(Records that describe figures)
+++
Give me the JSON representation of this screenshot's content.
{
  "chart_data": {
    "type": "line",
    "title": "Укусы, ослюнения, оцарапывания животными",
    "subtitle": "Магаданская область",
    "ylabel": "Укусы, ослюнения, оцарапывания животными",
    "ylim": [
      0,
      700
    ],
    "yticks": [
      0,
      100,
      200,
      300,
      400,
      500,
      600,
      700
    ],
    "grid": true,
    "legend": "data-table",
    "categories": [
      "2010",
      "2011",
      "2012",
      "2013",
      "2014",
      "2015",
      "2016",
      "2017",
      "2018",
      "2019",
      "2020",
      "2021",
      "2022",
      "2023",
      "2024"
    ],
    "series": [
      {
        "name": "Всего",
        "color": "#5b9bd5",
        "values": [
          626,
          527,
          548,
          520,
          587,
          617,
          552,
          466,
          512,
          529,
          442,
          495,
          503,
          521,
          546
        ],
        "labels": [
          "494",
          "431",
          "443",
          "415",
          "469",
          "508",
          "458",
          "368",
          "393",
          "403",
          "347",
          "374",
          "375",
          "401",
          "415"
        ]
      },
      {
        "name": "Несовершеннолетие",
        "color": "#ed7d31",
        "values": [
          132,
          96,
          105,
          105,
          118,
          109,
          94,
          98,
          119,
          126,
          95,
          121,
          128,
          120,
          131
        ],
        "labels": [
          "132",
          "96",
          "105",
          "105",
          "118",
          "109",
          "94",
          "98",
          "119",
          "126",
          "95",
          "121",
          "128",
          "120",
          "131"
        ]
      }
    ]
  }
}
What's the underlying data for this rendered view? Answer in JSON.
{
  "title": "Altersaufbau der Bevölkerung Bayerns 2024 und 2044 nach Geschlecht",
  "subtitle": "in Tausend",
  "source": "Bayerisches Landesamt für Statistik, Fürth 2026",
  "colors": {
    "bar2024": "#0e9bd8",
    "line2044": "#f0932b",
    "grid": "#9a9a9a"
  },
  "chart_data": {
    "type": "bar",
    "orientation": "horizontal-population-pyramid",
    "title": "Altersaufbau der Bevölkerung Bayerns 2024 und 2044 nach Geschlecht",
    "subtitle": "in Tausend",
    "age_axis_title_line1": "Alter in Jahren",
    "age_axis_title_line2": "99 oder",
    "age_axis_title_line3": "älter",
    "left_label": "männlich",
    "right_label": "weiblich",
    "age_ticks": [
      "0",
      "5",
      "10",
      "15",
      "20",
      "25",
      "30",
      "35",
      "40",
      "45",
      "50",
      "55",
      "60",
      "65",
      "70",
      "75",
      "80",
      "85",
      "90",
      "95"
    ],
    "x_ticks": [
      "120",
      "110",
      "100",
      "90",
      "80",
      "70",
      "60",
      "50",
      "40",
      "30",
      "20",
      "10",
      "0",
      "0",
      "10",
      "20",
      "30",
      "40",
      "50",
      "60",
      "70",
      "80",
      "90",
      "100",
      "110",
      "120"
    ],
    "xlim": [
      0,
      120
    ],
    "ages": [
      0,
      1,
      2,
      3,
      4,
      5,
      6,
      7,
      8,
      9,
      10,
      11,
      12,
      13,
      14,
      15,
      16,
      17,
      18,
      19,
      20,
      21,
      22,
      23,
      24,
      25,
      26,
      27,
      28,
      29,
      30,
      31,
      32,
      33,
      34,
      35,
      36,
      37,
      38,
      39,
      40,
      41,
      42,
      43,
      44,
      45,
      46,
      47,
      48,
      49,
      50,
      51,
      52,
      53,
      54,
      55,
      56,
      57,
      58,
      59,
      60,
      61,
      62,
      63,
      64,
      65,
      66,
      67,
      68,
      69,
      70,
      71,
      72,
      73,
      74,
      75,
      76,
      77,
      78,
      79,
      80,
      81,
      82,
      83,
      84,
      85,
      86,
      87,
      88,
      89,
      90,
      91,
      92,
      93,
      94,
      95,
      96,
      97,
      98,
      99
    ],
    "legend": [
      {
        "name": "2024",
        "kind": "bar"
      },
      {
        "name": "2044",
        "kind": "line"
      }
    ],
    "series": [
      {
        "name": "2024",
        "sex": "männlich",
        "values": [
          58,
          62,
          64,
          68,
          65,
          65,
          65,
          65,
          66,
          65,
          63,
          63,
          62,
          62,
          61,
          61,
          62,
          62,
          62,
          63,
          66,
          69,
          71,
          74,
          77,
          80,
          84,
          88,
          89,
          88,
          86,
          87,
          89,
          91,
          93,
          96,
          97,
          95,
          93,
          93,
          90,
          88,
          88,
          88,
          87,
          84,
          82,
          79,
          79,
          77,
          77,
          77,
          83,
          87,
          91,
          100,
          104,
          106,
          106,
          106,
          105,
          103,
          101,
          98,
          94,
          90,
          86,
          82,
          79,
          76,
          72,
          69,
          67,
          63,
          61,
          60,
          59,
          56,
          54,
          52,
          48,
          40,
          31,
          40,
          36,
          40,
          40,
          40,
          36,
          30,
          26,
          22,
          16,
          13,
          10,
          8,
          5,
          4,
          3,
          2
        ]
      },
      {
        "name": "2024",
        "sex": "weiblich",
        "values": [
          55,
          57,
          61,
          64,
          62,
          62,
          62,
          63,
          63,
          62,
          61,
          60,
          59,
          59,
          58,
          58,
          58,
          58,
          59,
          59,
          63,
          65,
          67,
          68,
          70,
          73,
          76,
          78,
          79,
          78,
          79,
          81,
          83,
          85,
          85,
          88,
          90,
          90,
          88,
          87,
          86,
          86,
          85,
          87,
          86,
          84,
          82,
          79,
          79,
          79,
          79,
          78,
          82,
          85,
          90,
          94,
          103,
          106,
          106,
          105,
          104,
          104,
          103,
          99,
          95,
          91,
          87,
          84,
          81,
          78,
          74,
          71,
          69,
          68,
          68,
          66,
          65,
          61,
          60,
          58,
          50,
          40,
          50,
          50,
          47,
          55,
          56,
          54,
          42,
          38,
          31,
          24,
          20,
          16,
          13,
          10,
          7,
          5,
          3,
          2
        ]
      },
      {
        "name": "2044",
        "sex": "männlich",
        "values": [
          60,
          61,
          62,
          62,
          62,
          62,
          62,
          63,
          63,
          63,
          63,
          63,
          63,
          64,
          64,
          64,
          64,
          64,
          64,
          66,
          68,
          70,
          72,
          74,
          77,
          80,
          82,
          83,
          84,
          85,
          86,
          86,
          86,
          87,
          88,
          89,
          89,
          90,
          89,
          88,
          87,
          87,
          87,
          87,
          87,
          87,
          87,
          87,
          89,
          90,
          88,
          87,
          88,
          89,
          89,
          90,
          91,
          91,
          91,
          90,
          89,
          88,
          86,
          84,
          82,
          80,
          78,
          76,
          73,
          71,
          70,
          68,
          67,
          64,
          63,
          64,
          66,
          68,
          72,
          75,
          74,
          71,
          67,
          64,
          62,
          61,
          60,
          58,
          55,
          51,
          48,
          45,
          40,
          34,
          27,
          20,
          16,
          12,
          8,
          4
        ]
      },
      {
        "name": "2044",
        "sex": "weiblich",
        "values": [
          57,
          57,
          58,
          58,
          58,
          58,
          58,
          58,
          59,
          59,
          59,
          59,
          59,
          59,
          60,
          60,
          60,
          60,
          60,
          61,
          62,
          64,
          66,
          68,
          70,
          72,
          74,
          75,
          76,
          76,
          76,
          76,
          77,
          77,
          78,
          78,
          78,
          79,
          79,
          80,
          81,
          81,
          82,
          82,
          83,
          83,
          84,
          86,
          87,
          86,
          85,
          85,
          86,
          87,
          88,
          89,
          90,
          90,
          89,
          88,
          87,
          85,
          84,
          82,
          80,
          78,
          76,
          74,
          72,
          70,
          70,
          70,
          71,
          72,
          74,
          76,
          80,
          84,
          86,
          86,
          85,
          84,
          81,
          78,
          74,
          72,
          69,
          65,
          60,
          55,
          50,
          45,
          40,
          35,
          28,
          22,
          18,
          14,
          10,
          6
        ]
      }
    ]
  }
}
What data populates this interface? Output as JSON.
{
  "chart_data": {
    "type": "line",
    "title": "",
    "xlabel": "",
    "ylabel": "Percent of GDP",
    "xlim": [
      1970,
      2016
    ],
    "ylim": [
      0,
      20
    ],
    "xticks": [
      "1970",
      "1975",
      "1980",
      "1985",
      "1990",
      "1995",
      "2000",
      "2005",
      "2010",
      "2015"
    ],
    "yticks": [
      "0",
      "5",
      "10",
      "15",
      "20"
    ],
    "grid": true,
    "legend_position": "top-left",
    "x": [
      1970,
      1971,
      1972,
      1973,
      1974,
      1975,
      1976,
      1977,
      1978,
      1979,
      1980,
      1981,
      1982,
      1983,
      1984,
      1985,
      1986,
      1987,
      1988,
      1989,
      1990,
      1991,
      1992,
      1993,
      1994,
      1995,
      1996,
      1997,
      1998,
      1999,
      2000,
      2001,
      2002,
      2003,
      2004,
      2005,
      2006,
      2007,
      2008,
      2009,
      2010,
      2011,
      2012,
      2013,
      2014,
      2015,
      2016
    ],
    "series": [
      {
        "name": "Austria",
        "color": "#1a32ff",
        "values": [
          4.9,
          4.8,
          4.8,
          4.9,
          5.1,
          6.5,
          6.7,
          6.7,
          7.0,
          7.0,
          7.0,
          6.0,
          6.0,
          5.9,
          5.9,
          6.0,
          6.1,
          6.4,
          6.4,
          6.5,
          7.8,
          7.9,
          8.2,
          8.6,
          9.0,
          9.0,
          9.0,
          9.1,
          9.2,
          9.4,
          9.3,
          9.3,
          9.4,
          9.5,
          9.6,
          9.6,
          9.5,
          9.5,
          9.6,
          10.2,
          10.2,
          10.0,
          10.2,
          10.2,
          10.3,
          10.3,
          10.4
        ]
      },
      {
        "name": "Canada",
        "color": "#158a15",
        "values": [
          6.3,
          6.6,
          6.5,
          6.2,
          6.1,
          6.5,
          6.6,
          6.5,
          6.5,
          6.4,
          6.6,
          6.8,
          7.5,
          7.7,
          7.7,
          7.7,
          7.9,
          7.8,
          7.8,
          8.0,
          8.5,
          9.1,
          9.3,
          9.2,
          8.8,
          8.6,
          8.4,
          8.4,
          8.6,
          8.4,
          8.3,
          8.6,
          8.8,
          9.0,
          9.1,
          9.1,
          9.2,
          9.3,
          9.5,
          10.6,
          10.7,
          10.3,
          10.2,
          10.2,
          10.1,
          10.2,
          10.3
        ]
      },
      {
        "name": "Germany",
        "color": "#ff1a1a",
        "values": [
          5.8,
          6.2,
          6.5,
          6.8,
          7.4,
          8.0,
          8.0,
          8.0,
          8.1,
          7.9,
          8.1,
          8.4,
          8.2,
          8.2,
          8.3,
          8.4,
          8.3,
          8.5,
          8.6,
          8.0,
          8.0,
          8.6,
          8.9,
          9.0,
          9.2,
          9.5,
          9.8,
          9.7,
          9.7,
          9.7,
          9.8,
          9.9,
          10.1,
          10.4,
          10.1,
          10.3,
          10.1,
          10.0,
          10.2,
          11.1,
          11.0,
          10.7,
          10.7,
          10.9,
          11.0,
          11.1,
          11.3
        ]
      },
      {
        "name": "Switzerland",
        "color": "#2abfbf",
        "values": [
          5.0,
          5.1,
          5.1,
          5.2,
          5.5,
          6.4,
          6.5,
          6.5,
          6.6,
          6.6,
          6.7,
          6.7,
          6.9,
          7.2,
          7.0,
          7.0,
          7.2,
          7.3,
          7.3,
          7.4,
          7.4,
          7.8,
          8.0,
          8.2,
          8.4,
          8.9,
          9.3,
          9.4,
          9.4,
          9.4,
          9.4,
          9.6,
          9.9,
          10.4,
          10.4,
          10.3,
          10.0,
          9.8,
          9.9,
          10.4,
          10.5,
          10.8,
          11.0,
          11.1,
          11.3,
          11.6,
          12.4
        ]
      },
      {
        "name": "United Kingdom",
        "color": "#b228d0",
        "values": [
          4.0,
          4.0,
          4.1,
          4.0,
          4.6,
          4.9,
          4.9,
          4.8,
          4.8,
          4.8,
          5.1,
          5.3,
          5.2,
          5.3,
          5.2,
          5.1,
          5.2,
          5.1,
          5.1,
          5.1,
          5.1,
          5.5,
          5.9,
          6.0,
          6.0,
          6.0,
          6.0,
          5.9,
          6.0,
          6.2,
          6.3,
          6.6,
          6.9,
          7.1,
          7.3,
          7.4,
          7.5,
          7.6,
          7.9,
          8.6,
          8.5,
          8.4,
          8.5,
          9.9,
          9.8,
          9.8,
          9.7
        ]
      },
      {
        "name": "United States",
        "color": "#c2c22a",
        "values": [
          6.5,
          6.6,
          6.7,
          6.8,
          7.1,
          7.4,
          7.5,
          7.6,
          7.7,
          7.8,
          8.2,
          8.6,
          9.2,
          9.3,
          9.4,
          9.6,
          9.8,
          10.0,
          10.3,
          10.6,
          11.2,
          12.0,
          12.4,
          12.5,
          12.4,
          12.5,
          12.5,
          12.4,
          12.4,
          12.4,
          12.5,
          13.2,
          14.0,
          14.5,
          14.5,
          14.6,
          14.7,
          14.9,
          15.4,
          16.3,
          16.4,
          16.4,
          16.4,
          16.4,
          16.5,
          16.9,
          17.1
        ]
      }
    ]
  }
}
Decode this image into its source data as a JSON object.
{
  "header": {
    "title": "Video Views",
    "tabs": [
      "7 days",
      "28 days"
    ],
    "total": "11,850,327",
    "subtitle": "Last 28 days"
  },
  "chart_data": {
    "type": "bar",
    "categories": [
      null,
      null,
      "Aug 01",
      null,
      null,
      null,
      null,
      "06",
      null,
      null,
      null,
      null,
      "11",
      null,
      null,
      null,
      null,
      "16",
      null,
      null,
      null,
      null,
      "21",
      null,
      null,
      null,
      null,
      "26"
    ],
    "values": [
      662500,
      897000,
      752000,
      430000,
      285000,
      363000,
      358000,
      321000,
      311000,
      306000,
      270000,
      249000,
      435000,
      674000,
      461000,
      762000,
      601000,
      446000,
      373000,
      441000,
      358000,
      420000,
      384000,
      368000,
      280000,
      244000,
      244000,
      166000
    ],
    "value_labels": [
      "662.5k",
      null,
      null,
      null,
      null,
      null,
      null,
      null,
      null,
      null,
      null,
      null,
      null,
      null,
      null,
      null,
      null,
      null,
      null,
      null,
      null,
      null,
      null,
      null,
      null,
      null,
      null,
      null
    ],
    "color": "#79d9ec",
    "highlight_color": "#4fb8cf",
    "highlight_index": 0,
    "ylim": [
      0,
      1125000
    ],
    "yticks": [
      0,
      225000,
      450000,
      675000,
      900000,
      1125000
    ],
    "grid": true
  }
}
+++
Required work
Say how many lines above contain the string "Bayerns". Answer with the number only.

Exercise solution
2